▶ _EXERCISE_
Return the material word for word. Do not include pictures.

▶ _RECORDS TO PROCESS_
▶

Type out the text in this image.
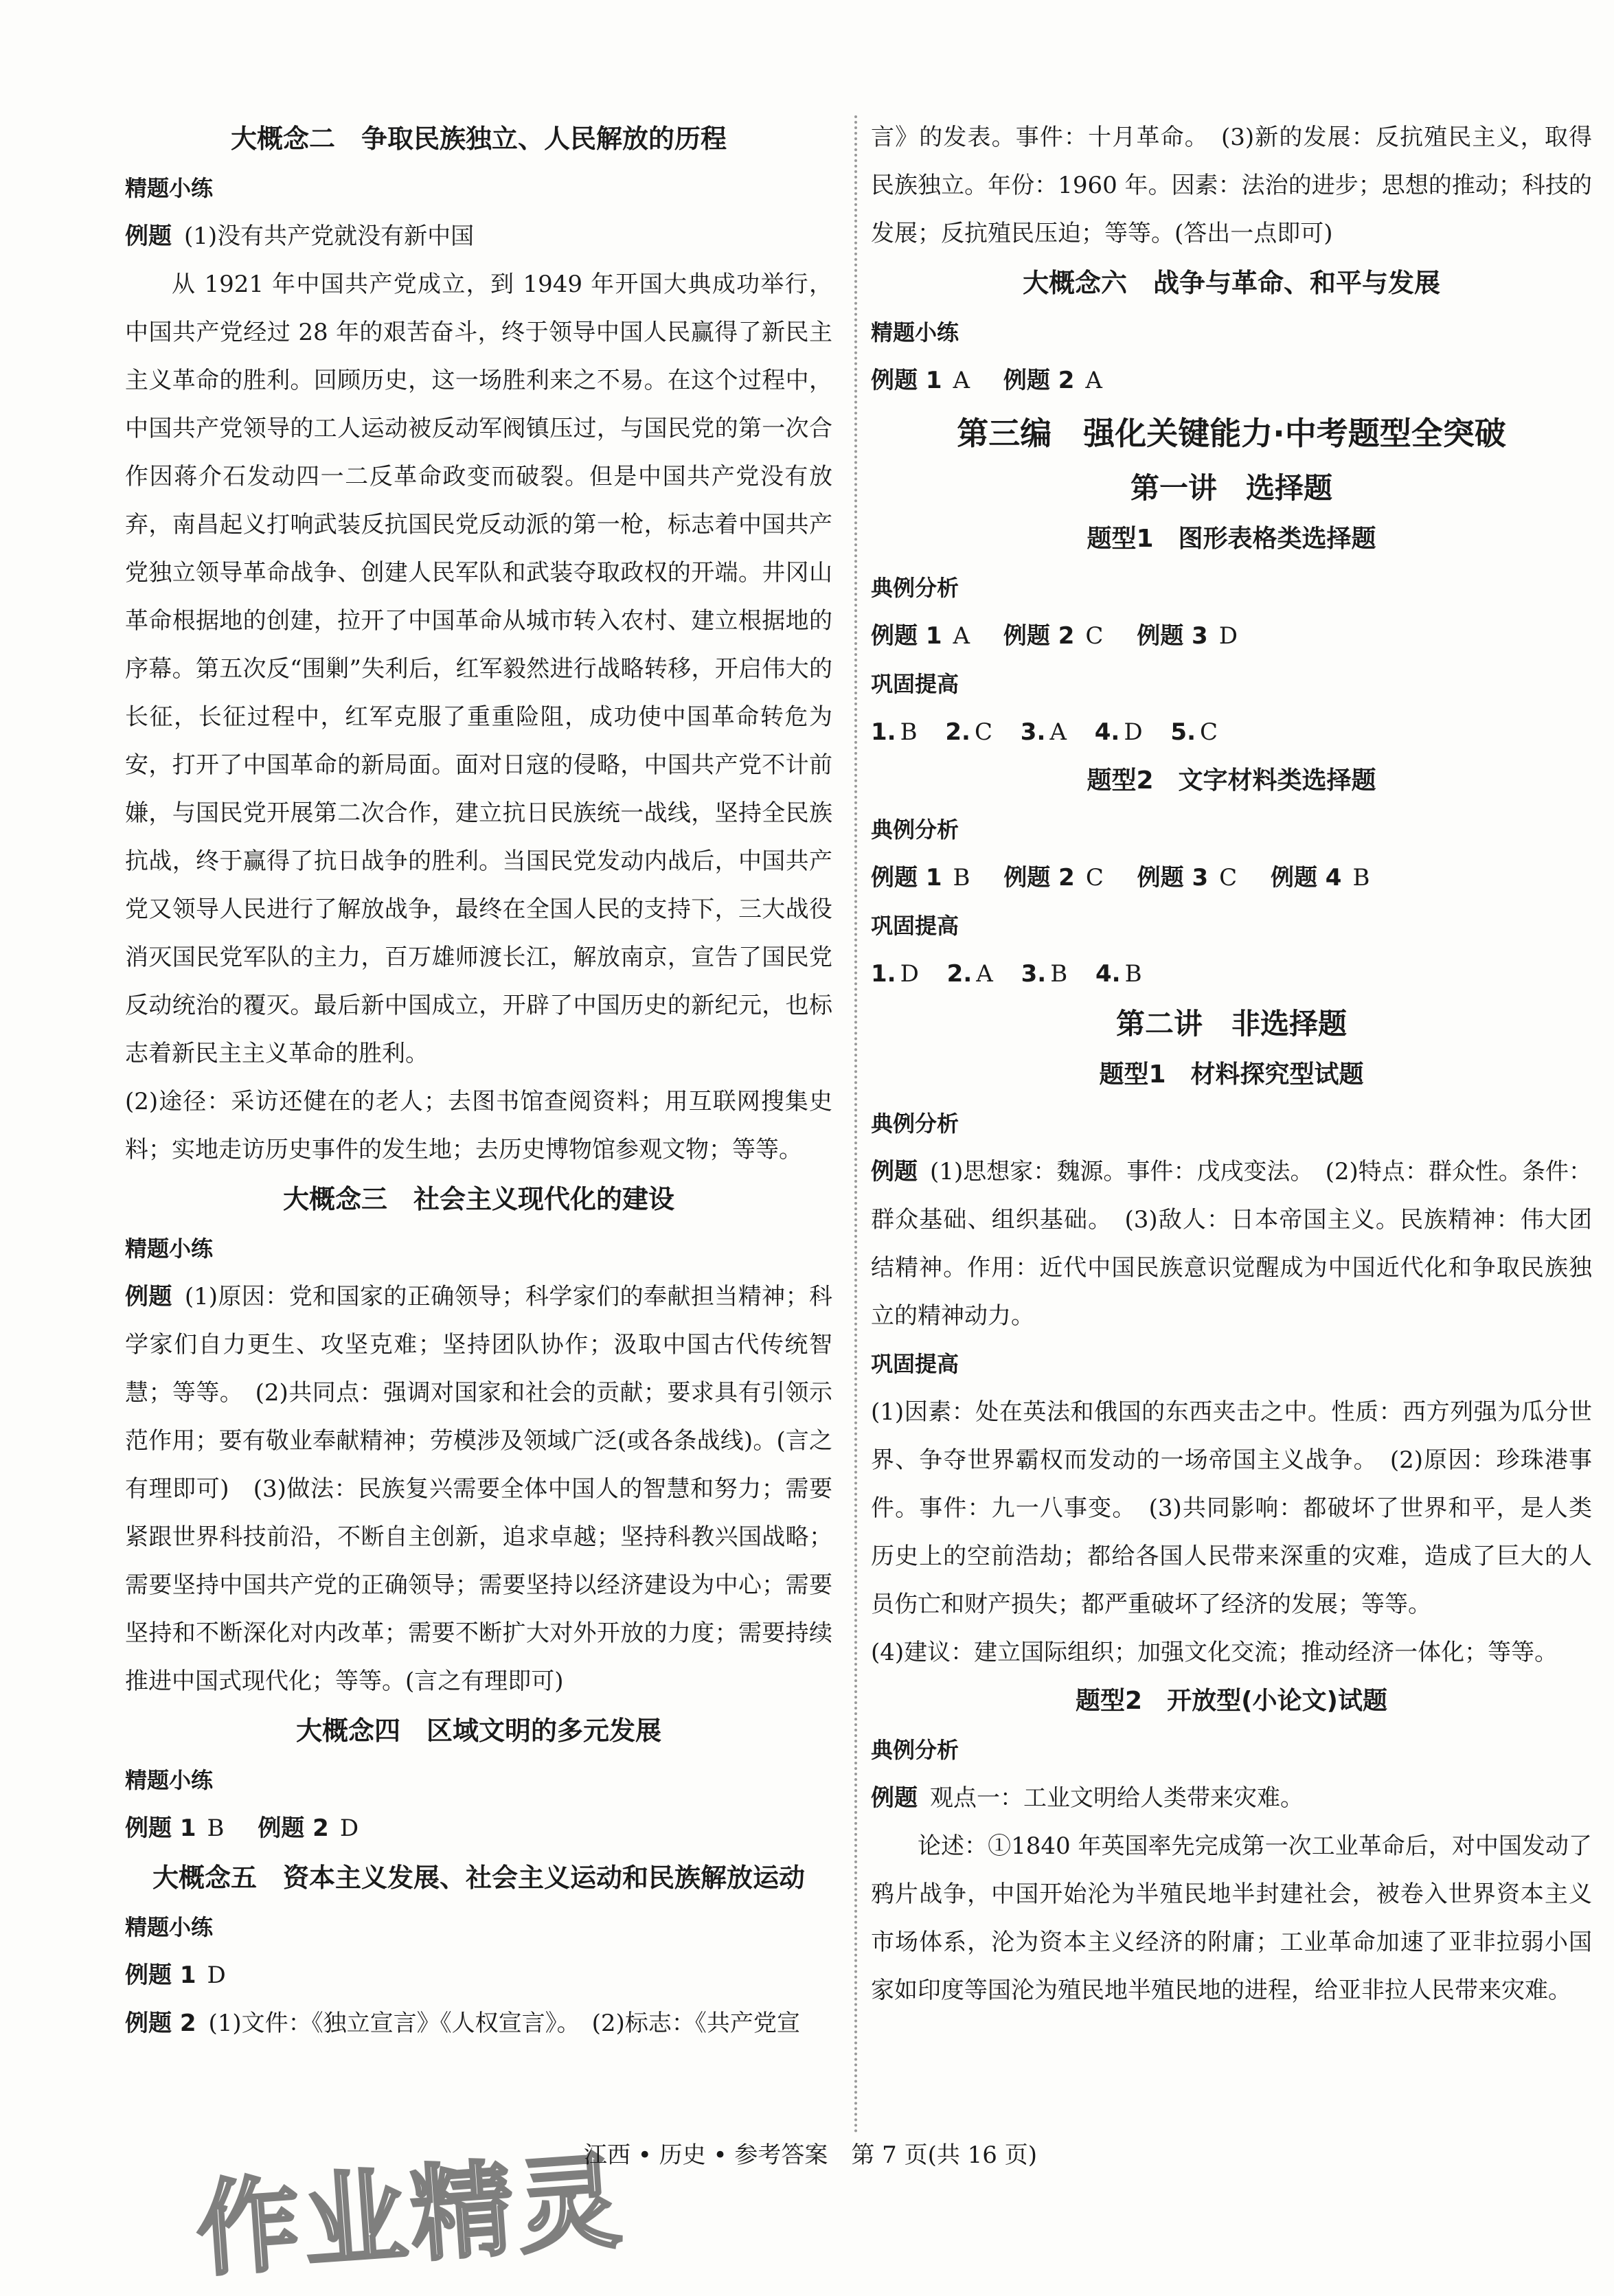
大概念二　争取民族独立、人民解放的历程
精题小练

例题 (1)没有共产党就没有新中国

从 1921 年中国共产党成立，到 1949 年开国大典成功举行，中国共产党经过 28 年的艰苦奋斗，终于领导中国人民赢得了新民主主义革命的胜利。回顾历史，这一场胜利来之不易。在这个过程中，中国共产党领导的工人运动被反动军阀镇压过，与国民党的第一次合作因蒋介石发动四一二反革命政变而破裂。但是中国共产党没有放弃，南昌起义打响武装反抗国民党反动派的第一枪，标志着中国共产党独立领导革命战争、创建人民军队和武装夺取政权的开端。井冈山革命根据地的创建，拉开了中国革命从城市转入农村、建立根据地的序幕。第五次反“围剿”失利后，红军毅然进行战略转移，开启伟大的长征，长征过程中，红军克服了重重险阻，成功使中国革命转危为安，打开了中国革命的新局面。面对日寇的侵略，中国共产党不计前嫌，与国民党开展第二次合作，建立抗日民族统一战线，坚持全民族抗战，终于赢得了抗日战争的胜利。当国民党发动内战后，中国共产党又领导人民进行了解放战争，最终在全国人民的支持下，三大战役消灭国民党军队的主力，百万雄师渡长江，解放南京，宣告了国民党反动统治的覆灭。最后新中国成立，开辟了中国历史的新纪元，也标志着新民主主义革命的胜利。

(2)途径：采访还健在的老人；去图书馆查阅资料；用互联网搜集史料；实地走访历史事件的发生地；去历史博物馆参观文物；等等。

大概念三　社会主义现代化的建设
精题小练

例题 (1)原因：党和国家的正确领导；科学家们的奉献担当精神；科学家们自力更生、攻坚克难；坚持团队协作；汲取中国古代传统智慧；等等。　(2)共同点：强调对国家和社会的贡献；要求具有引领示范作用；要有敬业奉献精神；劳模涉及领域广泛(或各条战线)。(言之有理即可)　(3)做法：民族复兴需要全体中国人的智慧和努力；需要紧跟世界科技前沿，不断自主创新，追求卓越；坚持科教兴国战略；需要坚持中国共产党的正确领导；需要坚持以经济建设为中心；需要坚持和不断深化对内改革；需要不断扩大对外开放的力度；需要持续推进中国式现代化；等等。(言之有理即可)

大概念四　区域文明的多元发展
精题小练
例题 1 B 例题 2 D
大概念五　资本主义发展、社会主义运动和民族解放运动
精题小练
例题 1 D

例题 2 (1)文件：《独立宣言》《人权宣言》。　(2)标志：《共产党宣

言》的发表。事件：十月革命。　(3)新的发展：反抗殖民主义，取得民族独立。年份：1960 年。因素：法治的进步；思想的推动；科技的发展；反抗殖民压迫；等等。(答出一点即可)

大概念六　战争与革命、和平与发展
精题小练
例题 1 A 例题 2 A
第三编　强化关键能力·中考题型全突破
第一讲　选择题
题型1　图形表格类选择题
典例分析
例题 1 A 例题 2 C 例题 3 D
巩固提高
1. B 2. C 3. A 4. D 5. C
题型2　文字材料类选择题
典例分析
例题 1 B 例题 2 C 例题 3 C 例题 4 B
巩固提高
1. D 2. A 3. B 4. B
第二讲　非选择题
题型1　材料探究型试题
典例分析

例题 (1)思想家：魏源。事件：戊戌变法。　(2)特点：群众性。条件：群众基础、组织基础。　(3)敌人：日本帝国主义。民族精神：伟大团结精神。作用：近代中国民族意识觉醒成为中国近代化和争取民族独立的精神动力。

巩固提高

(1)因素：处在英法和俄国的东西夹击之中。性质：西方列强为瓜分世界、争夺世界霸权而发动的一场帝国主义战争。　(2)原因：珍珠港事件。事件：九一八事变。　(3)共同影响：都破坏了世界和平，是人类历史上的空前浩劫；都给各国人民带来深重的灾难，造成了巨大的人员伤亡和财产损失；都严重破坏了经济的发展；等等。

(4)建议：建立国际组织；加强文化交流；推动经济一体化；等等。

题型2　开放型(小论文)试题
典例分析

例题 观点一：工业文明给人类带来灾难。

论述：①1840 年英国率先完成第一次工业革命后，对中国发动了鸦片战争，中国开始沦为半殖民地半封建社会，被卷入世界资本主义市场体系，沦为资本主义经济的附庸；工业革命加速了亚非拉弱小国家如印度等国沦为殖民地半殖民地的进程，给亚非拉人民带来灾难。

作业精灵
江西 • 历史 • 参考答案　第 7 页(共 16 页)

◀

▶ _EXERCISE RESULT_
Type out the text in this image.
大概念二　争取民族独立、人民解放的历程
精题小练

例题 (1)没有共产党就没有新中国

从 1921 年中国共产党成立，到 1949 年开国大典成功举行，中国共产党经过 28 年的艰苦奋斗，终于领导中国人民赢得了新民主主义革命的胜利。回顾历史，这一场胜利来之不易。在这个过程中，中国共产党领导的工人运动被反动军阀镇压过，与国民党的第一次合作因蒋介石发动四一二反革命政变而破裂。但是中国共产党没有放弃，南昌起义打响武装反抗国民党反动派的第一枪，标志着中国共产党独立领导革命战争、创建人民军队和武装夺取政权的开端。井冈山革命根据地的创建，拉开了中国革命从城市转入农村、建立根据地的序幕。第五次反“围剿”失利后，红军毅然进行战略转移，开启伟大的长征，长征过程中，红军克服了重重险阻，成功使中国革命转危为安，打开了中国革命的新局面。面对日寇的侵略，中国共产党不计前嫌，与国民党开展第二次合作，建立抗日民族统一战线，坚持全民族抗战，终于赢得了抗日战争的胜利。当国民党发动内战后，中国共产党又领导人民进行了解放战争，最终在全国人民的支持下，三大战役消灭国民党军队的主力，百万雄师渡长江，解放南京，宣告了国民党反动统治的覆灭。最后新中国成立，开辟了中国历史的新纪元，也标志着新民主主义革命的胜利。

(2)途径：采访还健在的老人；去图书馆查阅资料；用互联网搜集史料；实地走访历史事件的发生地；去历史博物馆参观文物；等等。

大概念三　社会主义现代化的建设
精题小练

例题 (1)原因：党和国家的正确领导；科学家们的奉献担当精神；科学家们自力更生、攻坚克难；坚持团队协作；汲取中国古代传统智慧；等等。　(2)共同点：强调对国家和社会的贡献；要求具有引领示范作用；要有敬业奉献精神；劳模涉及领域广泛(或各条战线)。(言之有理即可)　(3)做法：民族复兴需要全体中国人的智慧和努力；需要紧跟世界科技前沿，不断自主创新，追求卓越；坚持科教兴国战略；需要坚持中国共产党的正确领导；需要坚持以经济建设为中心；需要坚持和不断深化对内改革；需要不断扩大对外开放的力度；需要持续推进中国式现代化；等等。(言之有理即可)

大概念四　区域文明的多元发展
精题小练
例题 1 B 例题 2 D
大概念五　资本主义发展、社会主义运动和民族解放运动
精题小练
例题 1 D

例题 2 (1)文件：《独立宣言》《人权宣言》。　(2)标志：《共产党宣

言》的发表。事件：十月革命。　(3)新的发展：反抗殖民主义，取得民族独立。年份：1960 年。因素：法治的进步；思想的推动；科技的发展；反抗殖民压迫；等等。(答出一点即可)

大概念六　战争与革命、和平与发展
精题小练
例题 1 A 例题 2 A
第三编　强化关键能力·中考题型全突破
第一讲　选择题
题型1　图形表格类选择题
典例分析
例题 1 A 例题 2 C 例题 3 D
巩固提高
1. B 2. C 3. A 4. D 5. C
题型2　文字材料类选择题
典例分析
例题 1 B 例题 2 C 例题 3 C 例题 4 B
巩固提高
1. D 2. A 3. B 4. B
第二讲　非选择题
题型1　材料探究型试题
典例分析

例题 (1)思想家：魏源。事件：戊戌变法。　(2)特点：群众性。条件：群众基础、组织基础。　(3)敌人：日本帝国主义。民族精神：伟大团结精神。作用：近代中国民族意识觉醒成为中国近代化和争取民族独立的精神动力。

巩固提高

(1)因素：处在英法和俄国的东西夹击之中。性质：西方列强为瓜分世界、争夺世界霸权而发动的一场帝国主义战争。　(2)原因：珍珠港事件。事件：九一八事变。　(3)共同影响：都破坏了世界和平，是人类历史上的空前浩劫；都给各国人民带来深重的灾难，造成了巨大的人员伤亡和财产损失；都严重破坏了经济的发展；等等。

(4)建议：建立国际组织；加强文化交流；推动经济一体化；等等。

题型2　开放型(小论文)试题
典例分析

例题 观点一：工业文明给人类带来灾难。

论述：①1840 年英国率先完成第一次工业革命后，对中国发动了鸦片战争，中国开始沦为半殖民地半封建社会，被卷入世界资本主义市场体系，沦为资本主义经济的附庸；工业革命加速了亚非拉弱小国家如印度等国沦为殖民地半殖民地的进程，给亚非拉人民带来灾难。

作业精灵
江西 • 历史 • 参考答案　第 7 页(共 16 页)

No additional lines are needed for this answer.